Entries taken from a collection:
• • •
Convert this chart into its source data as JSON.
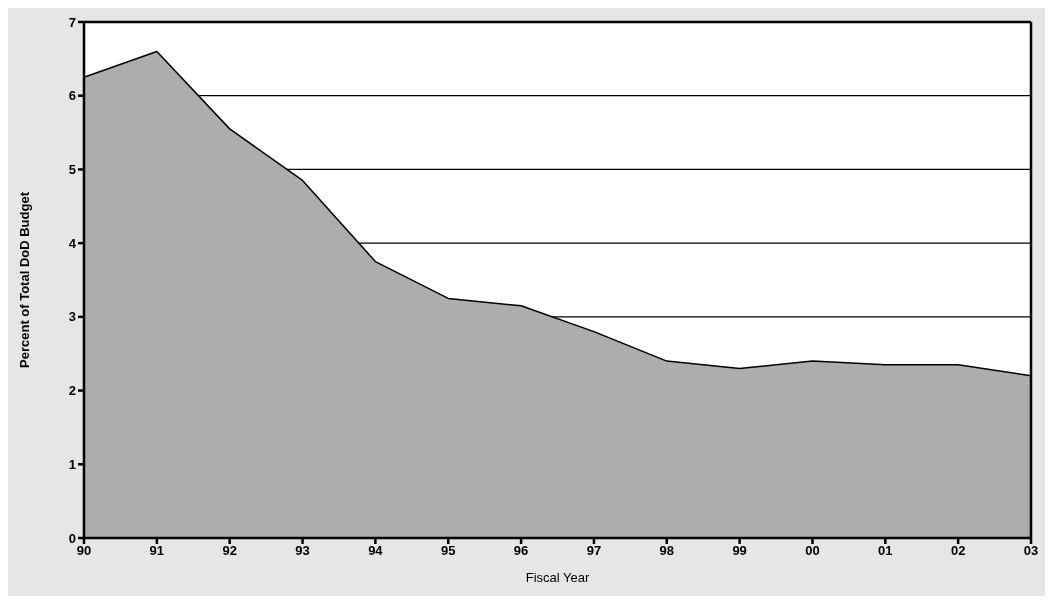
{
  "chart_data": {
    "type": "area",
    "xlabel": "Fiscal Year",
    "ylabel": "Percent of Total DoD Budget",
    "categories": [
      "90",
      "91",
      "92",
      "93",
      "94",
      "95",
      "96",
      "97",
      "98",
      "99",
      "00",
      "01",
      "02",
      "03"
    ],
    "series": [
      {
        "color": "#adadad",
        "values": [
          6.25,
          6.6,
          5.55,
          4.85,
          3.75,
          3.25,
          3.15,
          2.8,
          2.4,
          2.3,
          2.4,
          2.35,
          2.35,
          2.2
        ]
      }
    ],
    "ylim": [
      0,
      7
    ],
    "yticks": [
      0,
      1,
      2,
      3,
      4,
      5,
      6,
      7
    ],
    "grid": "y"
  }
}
• • •
= Problem to work on =
Write out every line above exactly as it is, leaving out the pictures.

= Response to this exercise =
Convert this chart into its source data as JSON.
{
  "chart_data": {
    "type": "area",
    "xlabel": "Fiscal Year",
    "ylabel": "Percent of Total DoD Budget",
    "categories": [
      "90",
      "91",
      "92",
      "93",
      "94",
      "95",
      "96",
      "97",
      "98",
      "99",
      "00",
      "01",
      "02",
      "03"
    ],
    "series": [
      {
        "color": "#adadad",
        "values": [
          6.25,
          6.6,
          5.55,
          4.85,
          3.75,
          3.25,
          3.15,
          2.8,
          2.4,
          2.3,
          2.4,
          2.35,
          2.35,
          2.2
        ]
      }
    ],
    "ylim": [
      0,
      7
    ],
    "yticks": [
      0,
      1,
      2,
      3,
      4,
      5,
      6,
      7
    ],
    "grid": "y"
  }
}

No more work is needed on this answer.